## Written request:
Repeat all of the data precisely.

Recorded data
◇ ◇ ◇ ◇

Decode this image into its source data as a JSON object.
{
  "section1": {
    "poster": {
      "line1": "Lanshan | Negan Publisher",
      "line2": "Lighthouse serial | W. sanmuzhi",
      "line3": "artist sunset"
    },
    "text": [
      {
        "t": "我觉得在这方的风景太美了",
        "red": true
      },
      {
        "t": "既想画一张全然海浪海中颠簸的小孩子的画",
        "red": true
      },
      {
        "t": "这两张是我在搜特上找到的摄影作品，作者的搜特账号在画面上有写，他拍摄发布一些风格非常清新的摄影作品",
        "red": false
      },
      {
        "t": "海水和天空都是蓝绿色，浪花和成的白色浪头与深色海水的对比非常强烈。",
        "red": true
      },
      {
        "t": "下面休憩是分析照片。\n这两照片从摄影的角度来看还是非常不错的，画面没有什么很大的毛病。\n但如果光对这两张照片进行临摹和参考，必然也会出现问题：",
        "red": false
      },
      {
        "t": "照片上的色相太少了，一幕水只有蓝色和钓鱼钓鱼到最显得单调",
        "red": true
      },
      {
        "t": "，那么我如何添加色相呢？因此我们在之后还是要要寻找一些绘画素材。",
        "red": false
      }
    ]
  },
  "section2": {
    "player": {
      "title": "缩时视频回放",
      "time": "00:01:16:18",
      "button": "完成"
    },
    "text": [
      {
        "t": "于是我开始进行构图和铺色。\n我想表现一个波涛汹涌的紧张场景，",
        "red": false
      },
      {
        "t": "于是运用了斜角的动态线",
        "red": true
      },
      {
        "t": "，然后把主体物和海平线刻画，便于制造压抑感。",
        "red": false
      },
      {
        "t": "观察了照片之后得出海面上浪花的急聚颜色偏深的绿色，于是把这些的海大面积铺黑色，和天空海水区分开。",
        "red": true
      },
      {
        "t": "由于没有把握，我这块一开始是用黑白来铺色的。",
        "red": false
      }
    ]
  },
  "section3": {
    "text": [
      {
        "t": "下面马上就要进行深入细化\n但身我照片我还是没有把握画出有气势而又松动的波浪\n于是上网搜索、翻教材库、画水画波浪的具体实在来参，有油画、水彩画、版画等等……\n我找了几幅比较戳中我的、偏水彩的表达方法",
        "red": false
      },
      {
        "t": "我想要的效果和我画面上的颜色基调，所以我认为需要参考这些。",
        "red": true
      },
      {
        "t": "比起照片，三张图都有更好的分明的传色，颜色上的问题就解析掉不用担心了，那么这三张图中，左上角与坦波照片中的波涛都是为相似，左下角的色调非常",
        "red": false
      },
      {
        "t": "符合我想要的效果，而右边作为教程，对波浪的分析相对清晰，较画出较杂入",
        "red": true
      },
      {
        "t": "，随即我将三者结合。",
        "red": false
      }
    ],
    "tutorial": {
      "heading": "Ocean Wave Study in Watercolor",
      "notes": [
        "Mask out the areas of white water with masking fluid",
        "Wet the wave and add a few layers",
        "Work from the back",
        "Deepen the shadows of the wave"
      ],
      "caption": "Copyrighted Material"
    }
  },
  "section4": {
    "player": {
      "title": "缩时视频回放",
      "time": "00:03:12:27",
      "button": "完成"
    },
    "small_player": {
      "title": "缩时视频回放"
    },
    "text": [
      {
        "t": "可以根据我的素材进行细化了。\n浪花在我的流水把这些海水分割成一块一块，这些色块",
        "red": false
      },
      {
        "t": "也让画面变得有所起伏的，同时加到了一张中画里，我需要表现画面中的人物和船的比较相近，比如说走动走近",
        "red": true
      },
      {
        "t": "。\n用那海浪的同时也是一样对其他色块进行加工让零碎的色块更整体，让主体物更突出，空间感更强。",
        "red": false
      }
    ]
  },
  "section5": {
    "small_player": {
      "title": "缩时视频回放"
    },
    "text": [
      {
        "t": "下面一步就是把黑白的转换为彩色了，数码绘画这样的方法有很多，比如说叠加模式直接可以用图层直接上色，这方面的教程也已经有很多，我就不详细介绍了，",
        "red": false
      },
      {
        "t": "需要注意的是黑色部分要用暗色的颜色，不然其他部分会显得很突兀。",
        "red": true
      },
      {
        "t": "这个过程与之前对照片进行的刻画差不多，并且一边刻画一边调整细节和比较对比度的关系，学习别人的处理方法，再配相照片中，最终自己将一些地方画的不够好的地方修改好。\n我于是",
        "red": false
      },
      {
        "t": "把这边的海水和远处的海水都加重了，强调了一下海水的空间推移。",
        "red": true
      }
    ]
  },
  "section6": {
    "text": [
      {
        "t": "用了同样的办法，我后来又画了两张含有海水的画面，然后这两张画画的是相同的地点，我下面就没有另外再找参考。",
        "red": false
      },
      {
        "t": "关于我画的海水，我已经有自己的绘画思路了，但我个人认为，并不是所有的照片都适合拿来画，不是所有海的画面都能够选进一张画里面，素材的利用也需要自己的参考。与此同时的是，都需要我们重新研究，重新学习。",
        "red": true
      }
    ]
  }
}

◇ ◇ ◇ ◇

## Response for this exercise:
Decode this image into its source data as a JSON object.
{
  "section1": {
    "poster": {
      "line1": "Lanshan | Negan Publisher",
      "line2": "Lighthouse serial | W. sanmuzhi",
      "line3": "artist sunset"
    },
    "text": [
      {
        "t": "我觉得在这方的风景太美了",
        "red": true
      },
      {
        "t": "既想画一张全然海浪海中颠簸的小孩子的画",
        "red": true
      },
      {
        "t": "这两张是我在搜特上找到的摄影作品，作者的搜特账号在画面上有写，他拍摄发布一些风格非常清新的摄影作品",
        "red": false
      },
      {
        "t": "海水和天空都是蓝绿色，浪花和成的白色浪头与深色海水的对比非常强烈。",
        "red": true
      },
      {
        "t": "下面休憩是分析照片。\n这两照片从摄影的角度来看还是非常不错的，画面没有什么很大的毛病。\n但如果光对这两张照片进行临摹和参考，必然也会出现问题：",
        "red": false
      },
      {
        "t": "照片上的色相太少了，一幕水只有蓝色和钓鱼钓鱼到最显得单调",
        "red": true
      },
      {
        "t": "，那么我如何添加色相呢？因此我们在之后还是要要寻找一些绘画素材。",
        "red": false
      }
    ]
  },
  "section2": {
    "player": {
      "title": "缩时视频回放",
      "time": "00:01:16:18",
      "button": "完成"
    },
    "text": [
      {
        "t": "于是我开始进行构图和铺色。\n我想表现一个波涛汹涌的紧张场景，",
        "red": false
      },
      {
        "t": "于是运用了斜角的动态线",
        "red": true
      },
      {
        "t": "，然后把主体物和海平线刻画，便于制造压抑感。",
        "red": false
      },
      {
        "t": "观察了照片之后得出海面上浪花的急聚颜色偏深的绿色，于是把这些的海大面积铺黑色，和天空海水区分开。",
        "red": true
      },
      {
        "t": "由于没有把握，我这块一开始是用黑白来铺色的。",
        "red": false
      }
    ]
  },
  "section3": {
    "text": [
      {
        "t": "下面马上就要进行深入细化\n但身我照片我还是没有把握画出有气势而又松动的波浪\n于是上网搜索、翻教材库、画水画波浪的具体实在来参，有油画、水彩画、版画等等……\n我找了几幅比较戳中我的、偏水彩的表达方法",
        "red": false
      },
      {
        "t": "我想要的效果和我画面上的颜色基调，所以我认为需要参考这些。",
        "red": true
      },
      {
        "t": "比起照片，三张图都有更好的分明的传色，颜色上的问题就解析掉不用担心了，那么这三张图中，左上角与坦波照片中的波涛都是为相似，左下角的色调非常",
        "red": false
      },
      {
        "t": "符合我想要的效果，而右边作为教程，对波浪的分析相对清晰，较画出较杂入",
        "red": true
      },
      {
        "t": "，随即我将三者结合。",
        "red": false
      }
    ],
    "tutorial": {
      "heading": "Ocean Wave Study in Watercolor",
      "notes": [
        "Mask out the areas of white water with masking fluid",
        "Wet the wave and add a few layers",
        "Work from the back",
        "Deepen the shadows of the wave"
      ],
      "caption": "Copyrighted Material"
    }
  },
  "section4": {
    "player": {
      "title": "缩时视频回放",
      "time": "00:03:12:27",
      "button": "完成"
    },
    "small_player": {
      "title": "缩时视频回放"
    },
    "text": [
      {
        "t": "可以根据我的素材进行细化了。\n浪花在我的流水把这些海水分割成一块一块，这些色块",
        "red": false
      },
      {
        "t": "也让画面变得有所起伏的，同时加到了一张中画里，我需要表现画面中的人物和船的比较相近，比如说走动走近",
        "red": true
      },
      {
        "t": "。\n用那海浪的同时也是一样对其他色块进行加工让零碎的色块更整体，让主体物更突出，空间感更强。",
        "red": false
      }
    ]
  },
  "section5": {
    "small_player": {
      "title": "缩时视频回放"
    },
    "text": [
      {
        "t": "下面一步就是把黑白的转换为彩色了，数码绘画这样的方法有很多，比如说叠加模式直接可以用图层直接上色，这方面的教程也已经有很多，我就不详细介绍了，",
        "red": false
      },
      {
        "t": "需要注意的是黑色部分要用暗色的颜色，不然其他部分会显得很突兀。",
        "red": true
      },
      {
        "t": "这个过程与之前对照片进行的刻画差不多，并且一边刻画一边调整细节和比较对比度的关系，学习别人的处理方法，再配相照片中，最终自己将一些地方画的不够好的地方修改好。\n我于是",
        "red": false
      },
      {
        "t": "把这边的海水和远处的海水都加重了，强调了一下海水的空间推移。",
        "red": true
      }
    ]
  },
  "section6": {
    "text": [
      {
        "t": "用了同样的办法，我后来又画了两张含有海水的画面，然后这两张画画的是相同的地点，我下面就没有另外再找参考。",
        "red": false
      },
      {
        "t": "关于我画的海水，我已经有自己的绘画思路了，但我个人认为，并不是所有的照片都适合拿来画，不是所有海的画面都能够选进一张画里面，素材的利用也需要自己的参考。与此同时的是，都需要我们重新研究，重新学习。",
        "red": true
      }
    ]
  }
}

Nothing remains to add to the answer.